## Begin PROVIDED RECORDS

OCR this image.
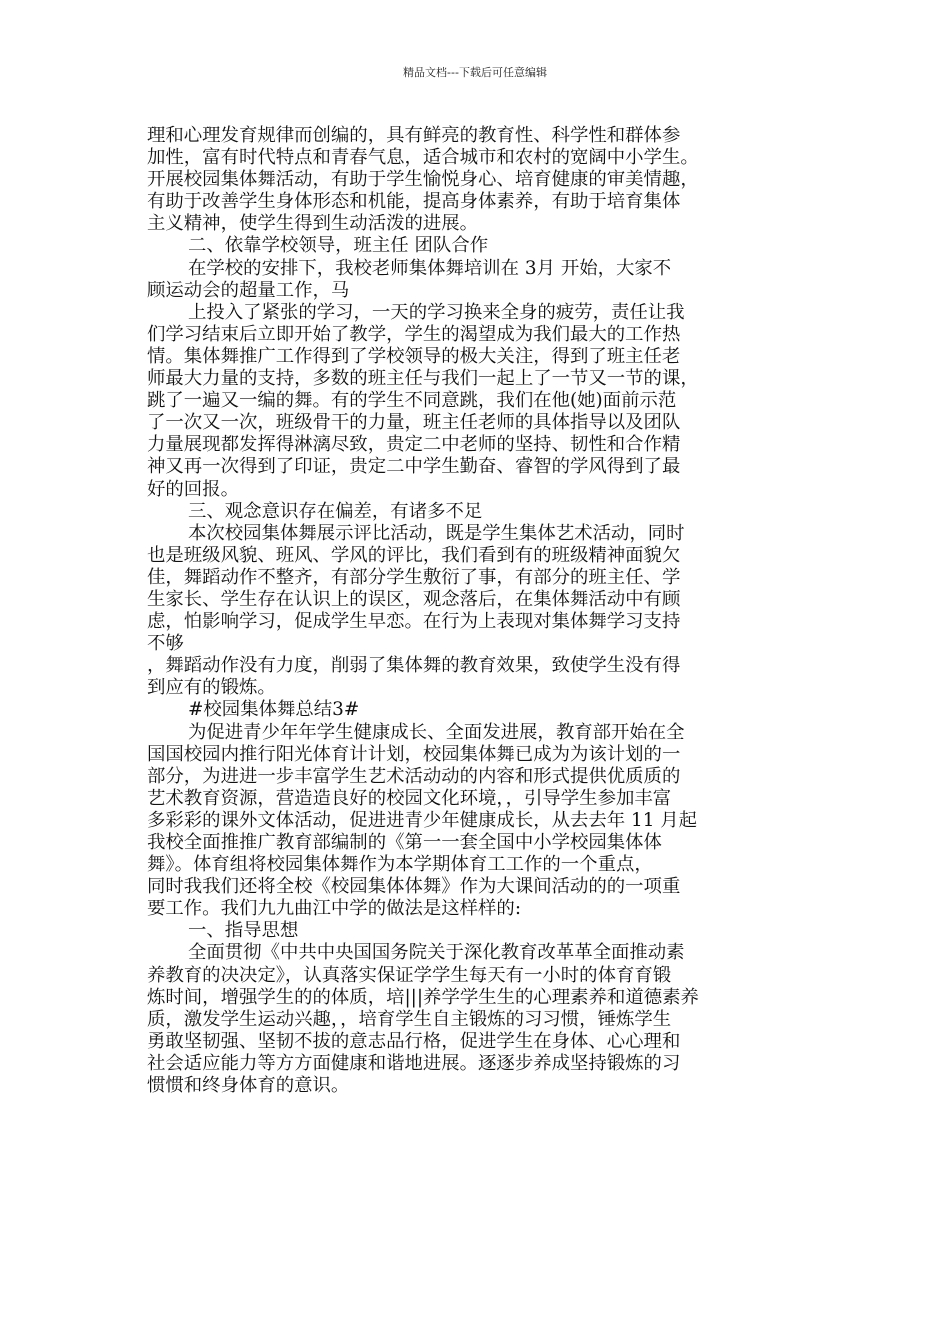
精品文档---下载后可任意编辑
理和心理发育规律而创编的，具有鲜亮的教育性、科学性和群体参
加性，富有时代特点和青春气息，适合城市和农村的宽阔中小学生。
开展校园集体舞活动，有助于学生愉悦身心、培育健康的审美情趣，
有助于改善学生身体形态和机能，提高身体素养，有助于培育集体
主义精神，使学生得到生动活泼的进展。
二、依靠学校领导，班主任 团队合作
在学校的安排下，我校老师集体舞培训在 3月 开始，大家不
顾运动会的超量工作，马
上投入了紧张的学习，一天的学习换来全身的疲劳，责任让我
们学习结束后立即开始了教学，学生的渴望成为我们最大的工作热
情。集体舞推广工作得到了学校领导的极大关注，得到了班主任老
师最大力量的支持，多数的班主任与我们一起上了一节又一节的课，
跳了一遍又一编的舞。有的学生不同意跳，我们在他(她)面前示范
了一次又一次，班级骨干的力量，班主任老师的具体指导以及团队
力量展现都发挥得淋漓尽致，贵定二中老师的坚持、韧性和合作精
神又再一次得到了印证，贵定二中学生勤奋、睿智的学风得到了最
好的回报。
三、观念意识存在偏差，有诸多不足
本次校园集体舞展示评比活动，既是学生集体艺术活动，同时
也是班级风貌、班风、学风的评比，我们看到有的班级精神面貌欠
佳，舞蹈动作不整齐，有部分学生敷衍了事，有部分的班主任、学
生家长、学生存在认识上的误区，观念落后，在集体舞活动中有顾
虑，怕影响学习，促成学生早恋。在行为上表现对集体舞学习支持
不够
，舞蹈动作没有力度，削弱了集体舞的教育效果，致使学生没有得
到应有的锻炼。
#校园集体舞总结3#
为促进青少年年学生健康成长、全面发进展，教育部开始在全
国国校园内推行阳光体育计计划，校园集体舞已成为为该计划的一
部分，为进进一步丰富学生艺术活动动的内容和形式提供优质质的
艺术教育资源，营造造良好的校园文化环境，，引导学生参加丰富
多彩彩的课外文体活动，促进进青少年健康成长，从去去年 11 月起
我校全面推推广教育部编制的《第一一套全国中小学校园集体体
舞》。体育组将校园集体舞作为本学期体育工工作的一个重点，
同时我我们还将全校《校园集体体舞》作为大课间活动的的一项重
要工作。我们九九曲江中学的做法是这样样的:
一、指导思想
全面贯彻《中共中央国国务院关于深化教育改革革全面推动素
养教育的决决定》，认真落实保证学学生每天有一小时的体育育锻
炼时间，增强学生的的体质，培|||养学学生生的心理素养和道德素养
质，激发学生运动兴趣，，培育学生自主锻炼的习习惯，锤炼学生
勇敢坚韧强、坚韧不拔的意志品行格，促进学生在身体、心心理和
社会适应能力等方方面健康和谐地进展。逐逐步养成坚持锻炼的习
惯惯和终身体育的意识。
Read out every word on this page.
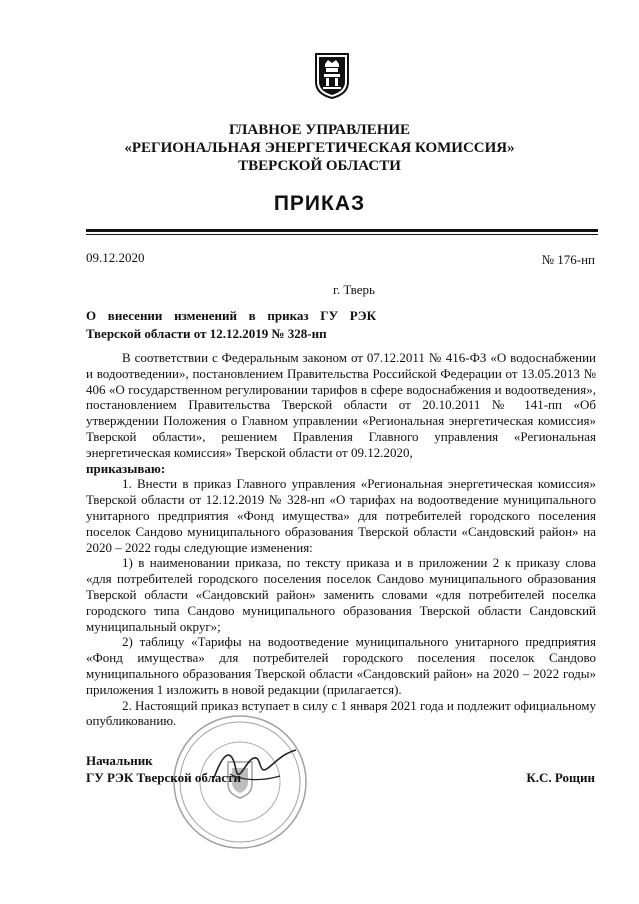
ГЛАВНОЕ УПРАВЛЕНИЕ
«РЕГИОНАЛЬНАЯ ЭНЕРГЕТИЧЕСКАЯ КОМИССИЯ»
ТВЕРСКОЙ ОБЛАСТИ
ПРИКАЗ
09.12.2020	№ 176-нп
г. Тверь
О внесении изменений в приказ ГУ РЭК Тверской области от 12.12.2019 № 328-нп

В соответствии с Федеральным законом от 07.12.2011 № 416-ФЗ «О водоснабжении и водоотведении», постановлением Правительства Российской Федерации от 13.05.2013 № 406 «О государственном регулировании тарифов в сфере водоснабжения и водоотведения», постановлением Правительства Тверской области от 20.10.2011 № 141-пп «Об утверждении Положения о Главном управлении «Региональная энергетическая комиссия» Тверской области», решением Правления Главного управления «Региональная энергетическая комиссия» Тверской области от 09.12.2020,

приказываю:

1. Внести в приказ Главного управления «Региональная энергетическая комиссия» Тверской области от 12.12.2019 № 328-нп «О тарифах на водоотведение муниципального унитарного предприятия «Фонд имущества» для потребителей городского поселения поселок Сандово муниципального образования Тверской области «Сандовский район» на 2020 – 2022 годы следующие изменения:

1) в наименовании приказа, по тексту приказа и в приложении 2 к приказу слова «для потребителей городского поселения поселок Сандово муниципального образования Тверской области «Сандовский район» заменить словами «для потребителей поселка городского типа Сандово муниципального образования Тверской области Сандовский муниципальный округ»;

2) таблицу «Тарифы на водоотведение муниципального унитарного предприятия «Фонд имущества» для потребителей городского поселения поселок Сандово муниципального образования Тверской области «Сандовский район» на 2020 – 2022 годы» приложения 1 изложить в новой редакции (прилагается).

2. Настоящий приказ вступает в силу с 1 января 2021 года и подлежит официальному опубликованию.

Начальник
ГУ РЭК Тверской области	К.С. Рощин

## End PROVIDED RECORDS

▶ **REQUIRED WORK**:
Using the material above, retype each entry exactly and omit the pictures.

▶ **TASK SOLUTION**:
OCR this image.
精品文档---下载后可任意编辑
理和心理发育规律而创编的，具有鲜亮的教育性、科学性和群体参
加性，富有时代特点和青春气息，适合城市和农村的宽阔中小学生。
开展校园集体舞活动，有助于学生愉悦身心、培育健康的审美情趣，
有助于改善学生身体形态和机能，提高身体素养，有助于培育集体
主义精神，使学生得到生动活泼的进展。
二、依靠学校领导，班主任 团队合作
在学校的安排下，我校老师集体舞培训在 3月 开始，大家不
顾运动会的超量工作，马
上投入了紧张的学习，一天的学习换来全身的疲劳，责任让我
们学习结束后立即开始了教学，学生的渴望成为我们最大的工作热
情。集体舞推广工作得到了学校领导的极大关注，得到了班主任老
师最大力量的支持，多数的班主任与我们一起上了一节又一节的课，
跳了一遍又一编的舞。有的学生不同意跳，我们在他(她)面前示范
了一次又一次，班级骨干的力量，班主任老师的具体指导以及团队
力量展现都发挥得淋漓尽致，贵定二中老师的坚持、韧性和合作精
神又再一次得到了印证，贵定二中学生勤奋、睿智的学风得到了最
好的回报。
三、观念意识存在偏差，有诸多不足
本次校园集体舞展示评比活动，既是学生集体艺术活动，同时
也是班级风貌、班风、学风的评比，我们看到有的班级精神面貌欠
佳，舞蹈动作不整齐，有部分学生敷衍了事，有部分的班主任、学
生家长、学生存在认识上的误区，观念落后，在集体舞活动中有顾
虑，怕影响学习，促成学生早恋。在行为上表现对集体舞学习支持
不够
，舞蹈动作没有力度，削弱了集体舞的教育效果，致使学生没有得
到应有的锻炼。
#校园集体舞总结3#
为促进青少年年学生健康成长、全面发进展，教育部开始在全
国国校园内推行阳光体育计计划，校园集体舞已成为为该计划的一
部分，为进进一步丰富学生艺术活动动的内容和形式提供优质质的
艺术教育资源，营造造良好的校园文化环境，，引导学生参加丰富
多彩彩的课外文体活动，促进进青少年健康成长，从去去年 11 月起
我校全面推推广教育部编制的《第一一套全国中小学校园集体体
舞》。体育组将校园集体舞作为本学期体育工工作的一个重点，
同时我我们还将全校《校园集体体舞》作为大课间活动的的一项重
要工作。我们九九曲江中学的做法是这样样的:
一、指导思想
全面贯彻《中共中央国国务院关于深化教育改革革全面推动素
养教育的决决定》，认真落实保证学学生每天有一小时的体育育锻
炼时间，增强学生的的体质，培|||养学学生生的心理素养和道德素养
质，激发学生运动兴趣，，培育学生自主锻炼的习习惯，锤炼学生
勇敢坚韧强、坚韧不拔的意志品行格，促进学生在身体、心心理和
社会适应能力等方方面健康和谐地进展。逐逐步养成坚持锻炼的习
惯惯和终身体育的意识。
Read out every word on this page.
ГЛАВНОЕ УПРАВЛЕНИЕ
«РЕГИОНАЛЬНАЯ ЭНЕРГЕТИЧЕСКАЯ КОМИССИЯ»
ТВЕРСКОЙ ОБЛАСТИ
ПРИКАЗ
09.12.2020	№ 176-нп
г. Тверь
О внесении изменений в приказ ГУ РЭК Тверской области от 12.12.2019 № 328-нп

В соответствии с Федеральным законом от 07.12.2011 № 416-ФЗ «О водоснабжении и водоотведении», постановлением Правительства Российской Федерации от 13.05.2013 № 406 «О государственном регулировании тарифов в сфере водоснабжения и водоотведения», постановлением Правительства Тверской области от 20.10.2011 № 141-пп «Об утверждении Положения о Главном управлении «Региональная энергетическая комиссия» Тверской области», решением Правления Главного управления «Региональная энергетическая комиссия» Тверской области от 09.12.2020,

приказываю:

1. Внести в приказ Главного управления «Региональная энергетическая комиссия» Тверской области от 12.12.2019 № 328-нп «О тарифах на водоотведение муниципального унитарного предприятия «Фонд имущества» для потребителей городского поселения поселок Сандово муниципального образования Тверской области «Сандовский район» на 2020 – 2022 годы следующие изменения:

1) в наименовании приказа, по тексту приказа и в приложении 2 к приказу слова «для потребителей городского поселения поселок Сандово муниципального образования Тверской области «Сандовский район» заменить словами «для потребителей поселка городского типа Сандово муниципального образования Тверской области Сандовский муниципальный округ»;

2) таблицу «Тарифы на водоотведение муниципального унитарного предприятия «Фонд имущества» для потребителей городского поселения поселок Сандово муниципального образования Тверской области «Сандовский район» на 2020 – 2022 годы» приложения 1 изложить в новой редакции (прилагается).

2. Настоящий приказ вступает в силу с 1 января 2021 года и подлежит официальному опубликованию.

Начальник
ГУ РЭК Тверской области	К.С. Рощин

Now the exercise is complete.